* **What is expected**
Reproduce all the lines exactly as they stand, apart from the pictures.

··· The records ···

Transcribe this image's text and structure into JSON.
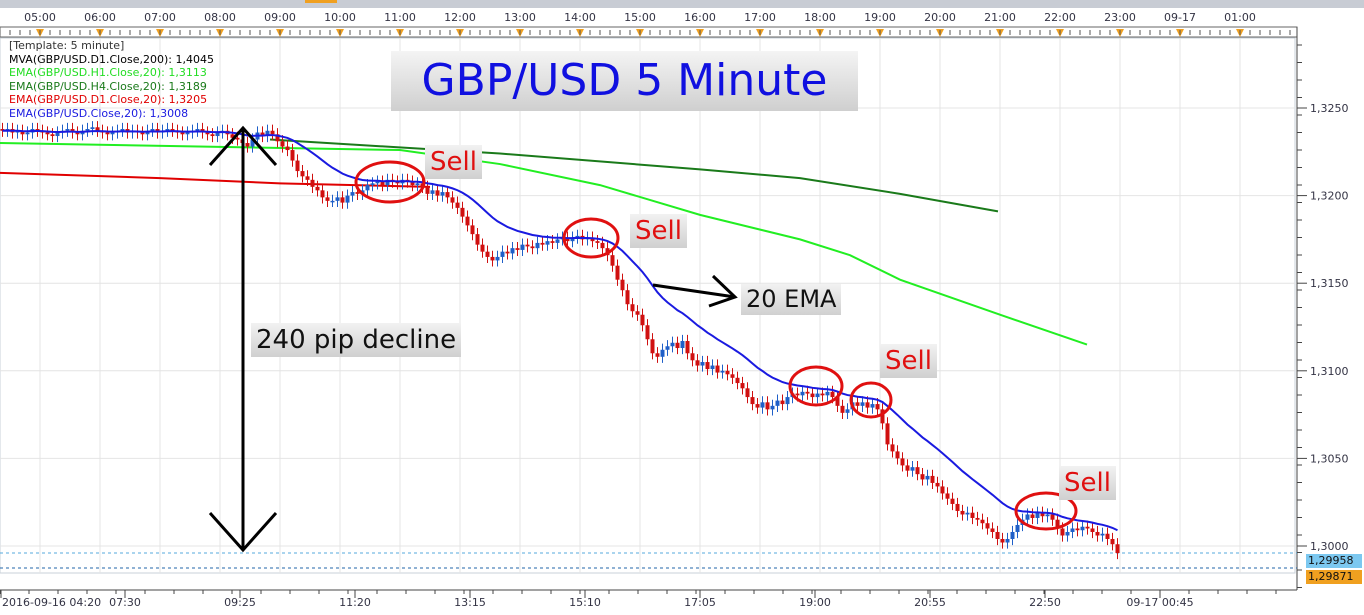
{
  "chart_data": {
    "type": "candlestick",
    "title": "GBP/USD 5 Minute",
    "interval_minutes": 5,
    "start_time": "2016-09-16 04:20",
    "top_time_labels": [
      "05:00",
      "06:00",
      "07:00",
      "08:00",
      "09:00",
      "10:00",
      "11:00",
      "12:00",
      "13:00",
      "14:00",
      "15:00",
      "16:00",
      "17:00",
      "18:00",
      "19:00",
      "20:00",
      "21:00",
      "22:00",
      "23:00",
      "09-17",
      "01:00"
    ],
    "bottom_time_labels": [
      "2016-09-16 04:20",
      "07:30",
      "09:25",
      "11:20",
      "13:15",
      "15:10",
      "17:05",
      "19:00",
      "20:55",
      "22:50",
      "09-17 00:45"
    ],
    "y_ticks": [
      "1,3250",
      "1,3200",
      "1,3150",
      "1,3100",
      "1,3050",
      "1,3000"
    ],
    "y_tick_values": [
      1.325,
      1.32,
      1.315,
      1.31,
      1.305,
      1.3
    ],
    "ylim": [
      1.2985,
      1.329
    ],
    "grid": true,
    "closes": [
      1.3237,
      1.3238,
      1.3236,
      1.3237,
      1.3235,
      1.3236,
      1.3238,
      1.3237,
      1.3236,
      1.3235,
      1.3234,
      1.3236,
      1.3237,
      1.3238,
      1.3236,
      1.3235,
      1.3237,
      1.3238,
      1.3239,
      1.3237,
      1.3236,
      1.3235,
      1.3236,
      1.3237,
      1.3238,
      1.3236,
      1.3237,
      1.3236,
      1.3235,
      1.3237,
      1.3238,
      1.3236,
      1.3237,
      1.3238,
      1.3237,
      1.3236,
      1.3235,
      1.3236,
      1.3237,
      1.3238,
      1.3236,
      1.3235,
      1.3234,
      1.3236,
      1.3237,
      1.3235,
      1.3233,
      1.3232,
      1.323,
      1.3228,
      1.3232,
      1.3236,
      1.3234,
      1.3237,
      1.3235,
      1.3231,
      1.3228,
      1.3226,
      1.322,
      1.3214,
      1.3211,
      1.3209,
      1.3205,
      1.3203,
      1.3199,
      1.3197,
      1.3197,
      1.3199,
      1.3196,
      1.32,
      1.3202,
      1.3201,
      1.3203,
      1.3206,
      1.3207,
      1.3208,
      1.3206,
      1.3209,
      1.3208,
      1.3207,
      1.3209,
      1.3208,
      1.3206,
      1.3207,
      1.3205,
      1.3201,
      1.3203,
      1.32,
      1.3202,
      1.3199,
      1.3196,
      1.3193,
      1.3188,
      1.3183,
      1.3178,
      1.3172,
      1.3168,
      1.3165,
      1.3163,
      1.3165,
      1.3168,
      1.3167,
      1.317,
      1.3169,
      1.3172,
      1.3171,
      1.317,
      1.3173,
      1.3172,
      1.3174,
      1.3173,
      1.3175,
      1.3176,
      1.3174,
      1.3176,
      1.3177,
      1.3175,
      1.3176,
      1.3174,
      1.3173,
      1.317,
      1.3166,
      1.316,
      1.3152,
      1.3146,
      1.3138,
      1.3134,
      1.3132,
      1.3126,
      1.3118,
      1.311,
      1.3108,
      1.3112,
      1.3114,
      1.3116,
      1.3113,
      1.3117,
      1.311,
      1.3106,
      1.3103,
      1.3105,
      1.3101,
      1.3103,
      1.3099,
      1.31,
      1.3098,
      1.3096,
      1.3093,
      1.309,
      1.3085,
      1.3081,
      1.3079,
      1.3082,
      1.3078,
      1.308,
      1.3083,
      1.3081,
      1.3085,
      1.3087,
      1.3086,
      1.3088,
      1.3087,
      1.3085,
      1.3087,
      1.3086,
      1.3088,
      1.3085,
      1.308,
      1.3076,
      1.3078,
      1.3082,
      1.308,
      1.3082,
      1.3079,
      1.3081,
      1.3078,
      1.307,
      1.3058,
      1.3054,
      1.305,
      1.3046,
      1.3043,
      1.3045,
      1.3041,
      1.3038,
      1.304,
      1.3036,
      1.3034,
      1.303,
      1.3027,
      1.3024,
      1.302,
      1.3018,
      1.3019,
      1.3016,
      1.3015,
      1.3013,
      1.301,
      1.3008,
      1.3004,
      1.3002,
      1.3004,
      1.3008,
      1.3012,
      1.3015,
      1.3018,
      1.3016,
      1.3019,
      1.3017,
      1.3018,
      1.3015,
      1.301,
      1.3006,
      1.3008,
      1.301,
      1.3009,
      1.3011,
      1.301,
      1.3008,
      1.3006,
      1.3007,
      1.3004,
      1.3001,
      1.2996
    ],
    "lines": [
      {
        "name": "EMA(GBP/USD.D1.Close,20)",
        "color": "#e00000",
        "points": [
          [
            "04:20",
            1.3213
          ],
          [
            "07:00",
            1.321
          ],
          [
            "09:00",
            1.3207
          ],
          [
            "11:30",
            1.3205
          ]
        ]
      },
      {
        "name": "EMA(GBP/USD.H1.Close,20)",
        "color": "#22ee22",
        "points": [
          [
            "04:20",
            1.323
          ],
          [
            "11:00",
            1.3226
          ],
          [
            "12:40",
            1.3218
          ],
          [
            "14:20",
            1.3206
          ],
          [
            "16:00",
            1.3189
          ],
          [
            "17:40",
            1.3175
          ],
          [
            "18:30",
            1.3166
          ],
          [
            "19:20",
            1.3152
          ],
          [
            "21:00",
            1.3132
          ],
          [
            "22:27",
            1.3115
          ]
        ]
      },
      {
        "name": "EMA(GBP/USD.H4.Close,20)",
        "color": "#1a7a1a",
        "points": [
          [
            "08:50",
            1.3232
          ],
          [
            "12:40",
            1.3224
          ],
          [
            "16:00",
            1.3215
          ],
          [
            "17:40",
            1.321
          ],
          [
            "19:20",
            1.3201
          ],
          [
            "20:58",
            1.3191
          ]
        ]
      }
    ],
    "price_tags": [
      {
        "value": "1,29958",
        "color": "#7cc8f0"
      },
      {
        "value": "1,29871",
        "color": "#f0a020"
      }
    ],
    "colors": {
      "up": "#1f5fc8",
      "down": "#d01010",
      "ema20": "#1a1ae0"
    }
  },
  "legend": {
    "template": "[Template: 5 minute]",
    "items": [
      {
        "text": "MVA(GBP/USD.D1.Close,200): 1,4045",
        "color": "#000000"
      },
      {
        "text": "EMA(GBP/USD.H1.Close,20): 1,3113",
        "color": "#22dd22"
      },
      {
        "text": "EMA(GBP/USD.H4.Close,20): 1,3189",
        "color": "#1a7a1a"
      },
      {
        "text": "EMA(GBP/USD.D1.Close,20): 1,3205",
        "color": "#e00000"
      },
      {
        "text": "EMA(GBP/USD.Close,20): 1,3008",
        "color": "#1a1ae0"
      }
    ]
  },
  "annotations": {
    "sell_labels": [
      "Sell",
      "Sell",
      "Sell",
      "Sell"
    ],
    "decline_label": "240 pip decline",
    "ema_label": "20 EMA"
  }
}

···

* **Task result**
Transcribe this image's text and structure into JSON.
{
  "chart_data": {
    "type": "candlestick",
    "title": "GBP/USD 5 Minute",
    "interval_minutes": 5,
    "start_time": "2016-09-16 04:20",
    "top_time_labels": [
      "05:00",
      "06:00",
      "07:00",
      "08:00",
      "09:00",
      "10:00",
      "11:00",
      "12:00",
      "13:00",
      "14:00",
      "15:00",
      "16:00",
      "17:00",
      "18:00",
      "19:00",
      "20:00",
      "21:00",
      "22:00",
      "23:00",
      "09-17",
      "01:00"
    ],
    "bottom_time_labels": [
      "2016-09-16 04:20",
      "07:30",
      "09:25",
      "11:20",
      "13:15",
      "15:10",
      "17:05",
      "19:00",
      "20:55",
      "22:50",
      "09-17 00:45"
    ],
    "y_ticks": [
      "1,3250",
      "1,3200",
      "1,3150",
      "1,3100",
      "1,3050",
      "1,3000"
    ],
    "y_tick_values": [
      1.325,
      1.32,
      1.315,
      1.31,
      1.305,
      1.3
    ],
    "ylim": [
      1.2985,
      1.329
    ],
    "grid": true,
    "closes": [
      1.3237,
      1.3238,
      1.3236,
      1.3237,
      1.3235,
      1.3236,
      1.3238,
      1.3237,
      1.3236,
      1.3235,
      1.3234,
      1.3236,
      1.3237,
      1.3238,
      1.3236,
      1.3235,
      1.3237,
      1.3238,
      1.3239,
      1.3237,
      1.3236,
      1.3235,
      1.3236,
      1.3237,
      1.3238,
      1.3236,
      1.3237,
      1.3236,
      1.3235,
      1.3237,
      1.3238,
      1.3236,
      1.3237,
      1.3238,
      1.3237,
      1.3236,
      1.3235,
      1.3236,
      1.3237,
      1.3238,
      1.3236,
      1.3235,
      1.3234,
      1.3236,
      1.3237,
      1.3235,
      1.3233,
      1.3232,
      1.323,
      1.3228,
      1.3232,
      1.3236,
      1.3234,
      1.3237,
      1.3235,
      1.3231,
      1.3228,
      1.3226,
      1.322,
      1.3214,
      1.3211,
      1.3209,
      1.3205,
      1.3203,
      1.3199,
      1.3197,
      1.3197,
      1.3199,
      1.3196,
      1.32,
      1.3202,
      1.3201,
      1.3203,
      1.3206,
      1.3207,
      1.3208,
      1.3206,
      1.3209,
      1.3208,
      1.3207,
      1.3209,
      1.3208,
      1.3206,
      1.3207,
      1.3205,
      1.3201,
      1.3203,
      1.32,
      1.3202,
      1.3199,
      1.3196,
      1.3193,
      1.3188,
      1.3183,
      1.3178,
      1.3172,
      1.3168,
      1.3165,
      1.3163,
      1.3165,
      1.3168,
      1.3167,
      1.317,
      1.3169,
      1.3172,
      1.3171,
      1.317,
      1.3173,
      1.3172,
      1.3174,
      1.3173,
      1.3175,
      1.3176,
      1.3174,
      1.3176,
      1.3177,
      1.3175,
      1.3176,
      1.3174,
      1.3173,
      1.317,
      1.3166,
      1.316,
      1.3152,
      1.3146,
      1.3138,
      1.3134,
      1.3132,
      1.3126,
      1.3118,
      1.311,
      1.3108,
      1.3112,
      1.3114,
      1.3116,
      1.3113,
      1.3117,
      1.311,
      1.3106,
      1.3103,
      1.3105,
      1.3101,
      1.3103,
      1.3099,
      1.31,
      1.3098,
      1.3096,
      1.3093,
      1.309,
      1.3085,
      1.3081,
      1.3079,
      1.3082,
      1.3078,
      1.308,
      1.3083,
      1.3081,
      1.3085,
      1.3087,
      1.3086,
      1.3088,
      1.3087,
      1.3085,
      1.3087,
      1.3086,
      1.3088,
      1.3085,
      1.308,
      1.3076,
      1.3078,
      1.3082,
      1.308,
      1.3082,
      1.3079,
      1.3081,
      1.3078,
      1.307,
      1.3058,
      1.3054,
      1.305,
      1.3046,
      1.3043,
      1.3045,
      1.3041,
      1.3038,
      1.304,
      1.3036,
      1.3034,
      1.303,
      1.3027,
      1.3024,
      1.302,
      1.3018,
      1.3019,
      1.3016,
      1.3015,
      1.3013,
      1.301,
      1.3008,
      1.3004,
      1.3002,
      1.3004,
      1.3008,
      1.3012,
      1.3015,
      1.3018,
      1.3016,
      1.3019,
      1.3017,
      1.3018,
      1.3015,
      1.301,
      1.3006,
      1.3008,
      1.301,
      1.3009,
      1.3011,
      1.301,
      1.3008,
      1.3006,
      1.3007,
      1.3004,
      1.3001,
      1.2996
    ],
    "lines": [
      {
        "name": "EMA(GBP/USD.D1.Close,20)",
        "color": "#e00000",
        "points": [
          [
            "04:20",
            1.3213
          ],
          [
            "07:00",
            1.321
          ],
          [
            "09:00",
            1.3207
          ],
          [
            "11:30",
            1.3205
          ]
        ]
      },
      {
        "name": "EMA(GBP/USD.H1.Close,20)",
        "color": "#22ee22",
        "points": [
          [
            "04:20",
            1.323
          ],
          [
            "11:00",
            1.3226
          ],
          [
            "12:40",
            1.3218
          ],
          [
            "14:20",
            1.3206
          ],
          [
            "16:00",
            1.3189
          ],
          [
            "17:40",
            1.3175
          ],
          [
            "18:30",
            1.3166
          ],
          [
            "19:20",
            1.3152
          ],
          [
            "21:00",
            1.3132
          ],
          [
            "22:27",
            1.3115
          ]
        ]
      },
      {
        "name": "EMA(GBP/USD.H4.Close,20)",
        "color": "#1a7a1a",
        "points": [
          [
            "08:50",
            1.3232
          ],
          [
            "12:40",
            1.3224
          ],
          [
            "16:00",
            1.3215
          ],
          [
            "17:40",
            1.321
          ],
          [
            "19:20",
            1.3201
          ],
          [
            "20:58",
            1.3191
          ]
        ]
      }
    ],
    "price_tags": [
      {
        "value": "1,29958",
        "color": "#7cc8f0"
      },
      {
        "value": "1,29871",
        "color": "#f0a020"
      }
    ],
    "colors": {
      "up": "#1f5fc8",
      "down": "#d01010",
      "ema20": "#1a1ae0"
    }
  },
  "legend": {
    "template": "[Template: 5 minute]",
    "items": [
      {
        "text": "MVA(GBP/USD.D1.Close,200): 1,4045",
        "color": "#000000"
      },
      {
        "text": "EMA(GBP/USD.H1.Close,20): 1,3113",
        "color": "#22dd22"
      },
      {
        "text": "EMA(GBP/USD.H4.Close,20): 1,3189",
        "color": "#1a7a1a"
      },
      {
        "text": "EMA(GBP/USD.D1.Close,20): 1,3205",
        "color": "#e00000"
      },
      {
        "text": "EMA(GBP/USD.Close,20): 1,3008",
        "color": "#1a1ae0"
      }
    ]
  },
  "annotations": {
    "sell_labels": [
      "Sell",
      "Sell",
      "Sell",
      "Sell"
    ],
    "decline_label": "240 pip decline",
    "ema_label": "20 EMA"
  }
}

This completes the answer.